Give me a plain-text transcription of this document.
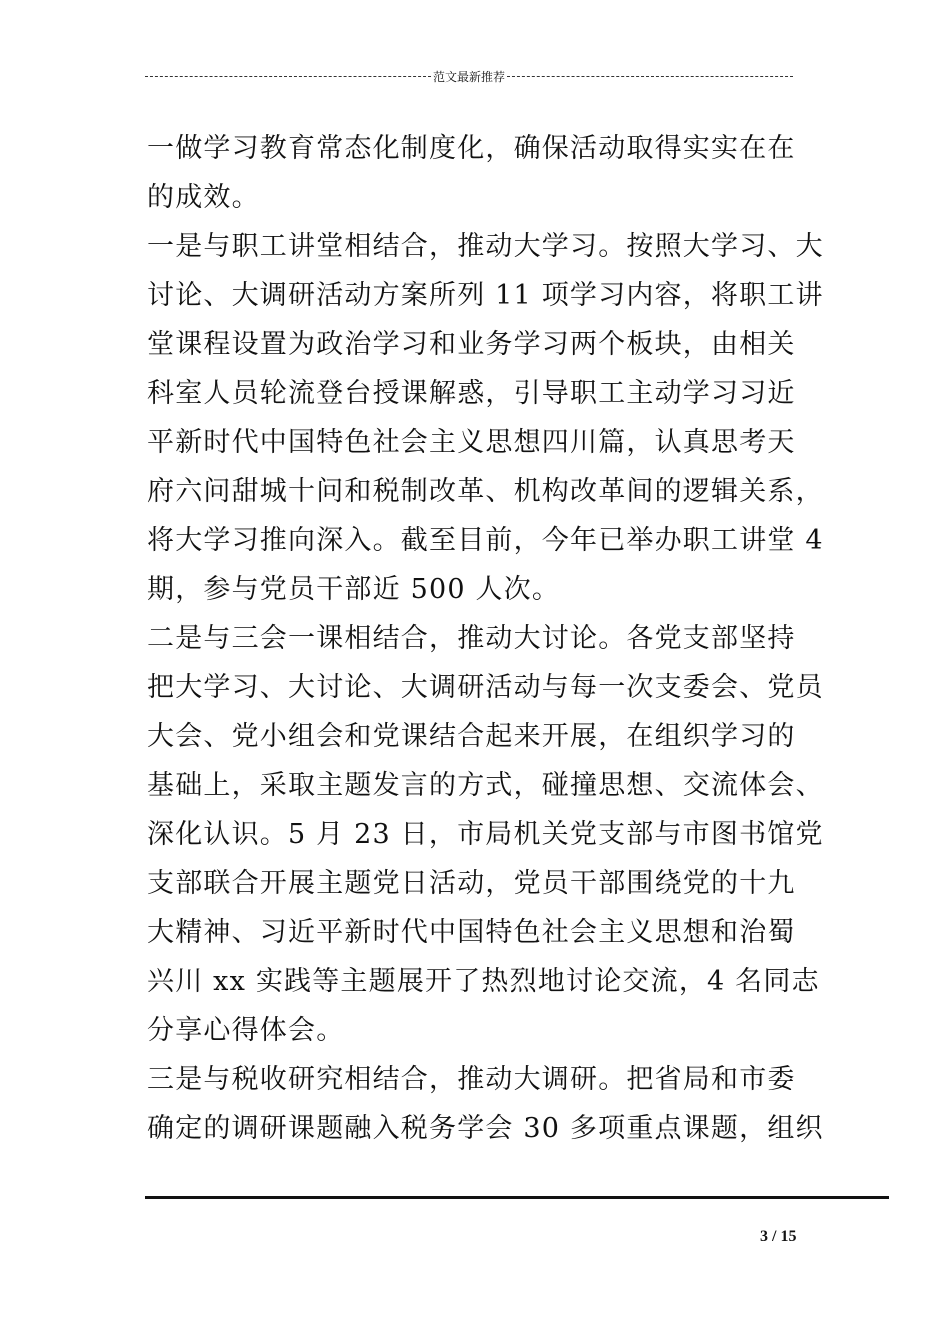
范文最新推荐
一做学习教育常态化制度化，确保活动取得实实在在
的成效。
一是与职工讲堂相结合，推动大学习。按照大学习、大
讨论、大调研活动方案所列 11 项学习内容，将职工讲
堂课程设置为政治学习和业务学习两个板块，由相关
科室人员轮流登台授课解惑，引导职工主动学习习近
平新时代中国特色社会主义思想四川篇，认真思考天
府六问甜城十问和税制改革、机构改革间的逻辑关系，
将大学习推向深入。截至目前，今年已举办职工讲堂 4
期，参与党员干部近 500 人次。
二是与三会一课相结合，推动大讨论。各党支部坚持
把大学习、大讨论、大调研活动与每一次支委会、党员
大会、党小组会和党课结合起来开展，在组织学习的
基础上，采取主题发言的方式，碰撞思想、交流体会、
深化认识。5 月 23 日，市局机关党支部与市图书馆党
支部联合开展主题党日活动，党员干部围绕党的十九
大精神、习近平新时代中国特色社会主义思想和治蜀
兴川 xx 实践等主题展开了热烈地讨论交流，4 名同志
分享心得体会。
三是与税收研究相结合，推动大调研。把省局和市委
确定的调研课题融入税务学会 30 多项重点课题，组织
3 / 15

★ ★ ★ ★ ★ ★ ★

Task description | Skip the pictures and print each record exactly as it stands.

Expected answer |
Give me a plain-text transcription of this document.
范文最新推荐
一做学习教育常态化制度化，确保活动取得实实在在
的成效。
一是与职工讲堂相结合，推动大学习。按照大学习、大
讨论、大调研活动方案所列 11 项学习内容，将职工讲
堂课程设置为政治学习和业务学习两个板块，由相关
科室人员轮流登台授课解惑，引导职工主动学习习近
平新时代中国特色社会主义思想四川篇，认真思考天
府六问甜城十问和税制改革、机构改革间的逻辑关系，
将大学习推向深入。截至目前，今年已举办职工讲堂 4
期，参与党员干部近 500 人次。
二是与三会一课相结合，推动大讨论。各党支部坚持
把大学习、大讨论、大调研活动与每一次支委会、党员
大会、党小组会和党课结合起来开展，在组织学习的
基础上，采取主题发言的方式，碰撞思想、交流体会、
深化认识。5 月 23 日，市局机关党支部与市图书馆党
支部联合开展主题党日活动，党员干部围绕党的十九
大精神、习近平新时代中国特色社会主义思想和治蜀
兴川 xx 实践等主题展开了热烈地讨论交流，4 名同志
分享心得体会。
三是与税收研究相结合，推动大调研。把省局和市委
确定的调研课题融入税务学会 30 多项重点课题，组织
3 / 15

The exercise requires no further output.